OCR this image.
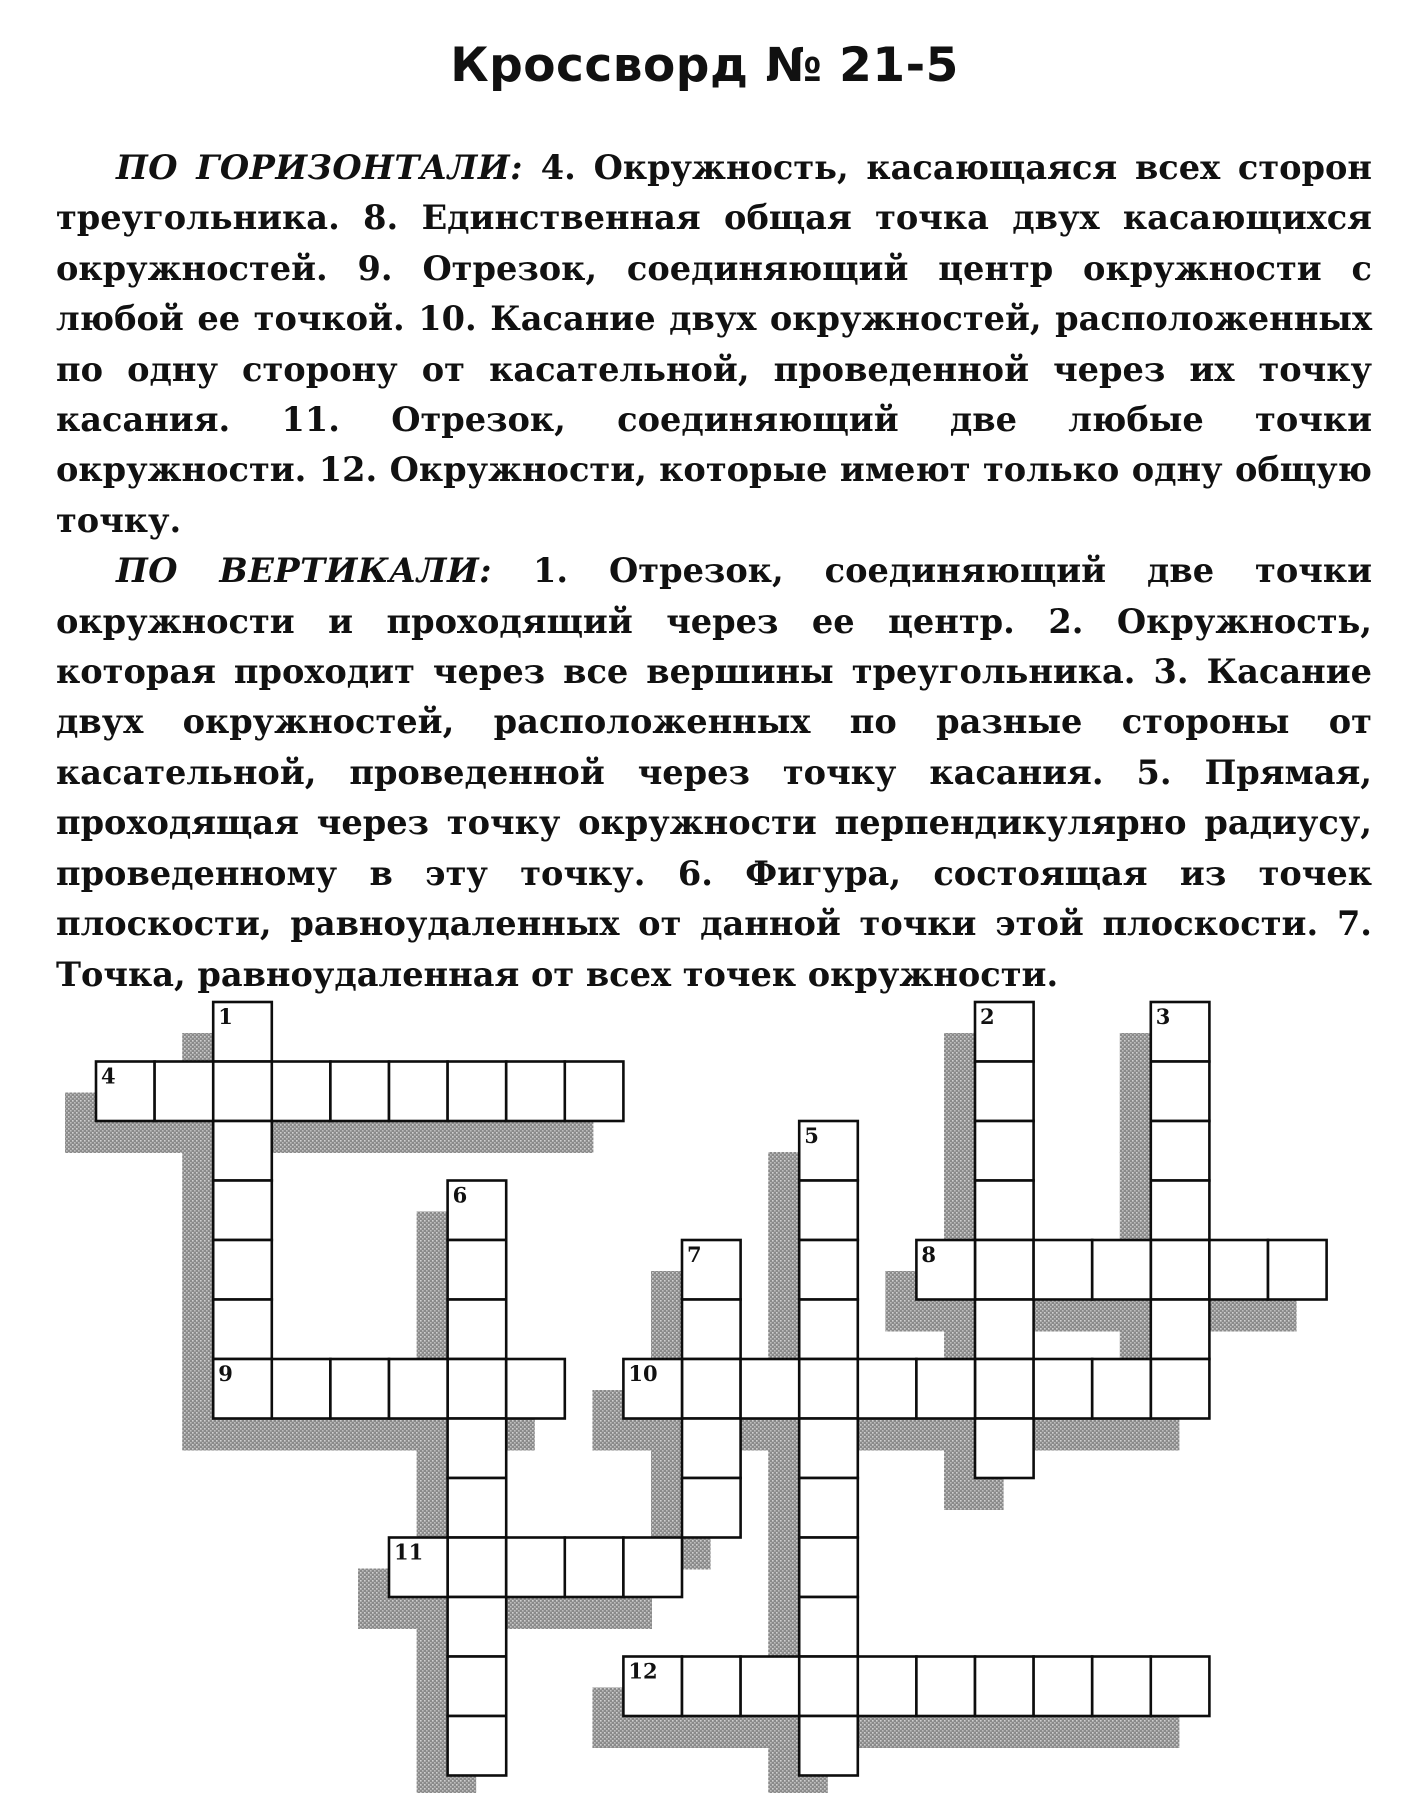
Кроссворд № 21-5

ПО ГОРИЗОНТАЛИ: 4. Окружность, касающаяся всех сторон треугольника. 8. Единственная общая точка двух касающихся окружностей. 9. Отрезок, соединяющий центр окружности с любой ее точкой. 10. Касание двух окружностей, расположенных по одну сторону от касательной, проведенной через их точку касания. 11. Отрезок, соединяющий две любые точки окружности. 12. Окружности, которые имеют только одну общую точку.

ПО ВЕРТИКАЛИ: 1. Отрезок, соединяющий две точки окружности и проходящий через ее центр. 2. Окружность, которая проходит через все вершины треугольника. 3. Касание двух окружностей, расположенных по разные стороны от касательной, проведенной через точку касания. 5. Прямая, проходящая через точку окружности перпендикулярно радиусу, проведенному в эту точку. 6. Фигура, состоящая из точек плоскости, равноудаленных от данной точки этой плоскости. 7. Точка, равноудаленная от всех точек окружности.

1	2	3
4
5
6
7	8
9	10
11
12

* CHALLENGE: Return to the listing above and set it down exactly, leaving out its pictures.

* RESULT FOR THIS EXERCISE:
OCR this image.
Кроссворд № 21-5

ПО ГОРИЗОНТАЛИ: 4. Окружность, касающаяся всех сторон треугольника. 8. Единственная общая точка двух касающихся окружностей. 9. Отрезок, соединяющий центр окружности с любой ее точкой. 10. Касание двух окружностей, расположенных по одну сторону от касательной, проведенной через их точку касания. 11. Отрезок, соединяющий две любые точки окружности. 12. Окружности, которые имеют только одну общую точку.

ПО ВЕРТИКАЛИ: 1. Отрезок, соединяющий две точки окружности и проходящий через ее центр. 2. Окружность, которая проходит через все вершины треугольника. 3. Касание двух окружностей, расположенных по разные стороны от касательной, проведенной через точку касания. 5. Прямая, проходящая через точку окружности перпендикулярно радиусу, проведенному в эту точку. 6. Фигура, состоящая из точек плоскости, равноудаленных от данной точки этой плоскости. 7. Точка, равноудаленная от всех точек окружности.

1	2	3
4
5
6
7	8
9	10
11
12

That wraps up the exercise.